WHAT TO PRODUCE: Word for word, repeat the entries, minus the pictures.

DATA EXTRACT:
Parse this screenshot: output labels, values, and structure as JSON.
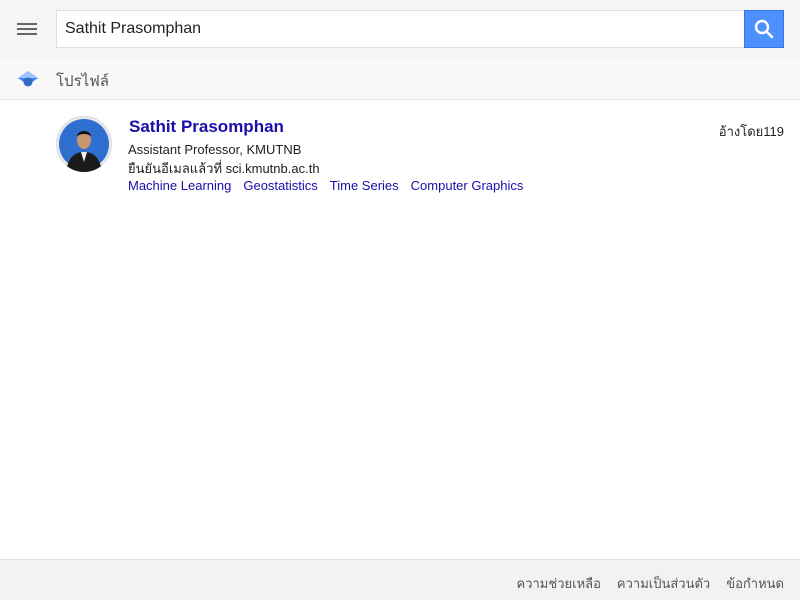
{
  "search": {
    "value": "Sathit Prasomphan"
  },
  "tabs": {
    "profiles_label": "โปรไฟล์"
  },
  "profile": {
    "name": "Sathit Prasomphan",
    "affiliation": "Assistant Professor, KMUTNB",
    "verified_email": "ยืนยันอีเมลแล้วที่ sci.kmutnb.ac.th",
    "cited_by": "อ้างโดย119",
    "interests": [
      "Machine Learning",
      "Geostatistics",
      "Time Series",
      "Computer Graphics"
    ]
  },
  "footer": {
    "links": [
      "ความช่วยเหลือ",
      "ความเป็นส่วนตัว",
      "ข้อกำหนด"
    ]
  },
  "colors": {
    "accent": "#4d90fe",
    "link": "#1a0dab"
  },
  "icons": {
    "menu": "hamburger-icon",
    "search": "search-icon",
    "logo": "scholar-logo-icon"
  }
}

EXERCISE RESPONSE:
Parse this screenshot: output labels, values, and structure as JSON.
{
  "search": {
    "value": "Sathit Prasomphan"
  },
  "tabs": {
    "profiles_label": "โปรไฟล์"
  },
  "profile": {
    "name": "Sathit Prasomphan",
    "affiliation": "Assistant Professor, KMUTNB",
    "verified_email": "ยืนยันอีเมลแล้วที่ sci.kmutnb.ac.th",
    "cited_by": "อ้างโดย119",
    "interests": [
      "Machine Learning",
      "Geostatistics",
      "Time Series",
      "Computer Graphics"
    ]
  },
  "footer": {
    "links": [
      "ความช่วยเหลือ",
      "ความเป็นส่วนตัว",
      "ข้อกำหนด"
    ]
  },
  "colors": {
    "accent": "#4d90fe",
    "link": "#1a0dab"
  },
  "icons": {
    "menu": "hamburger-icon",
    "search": "search-icon",
    "logo": "scholar-logo-icon"
  }
}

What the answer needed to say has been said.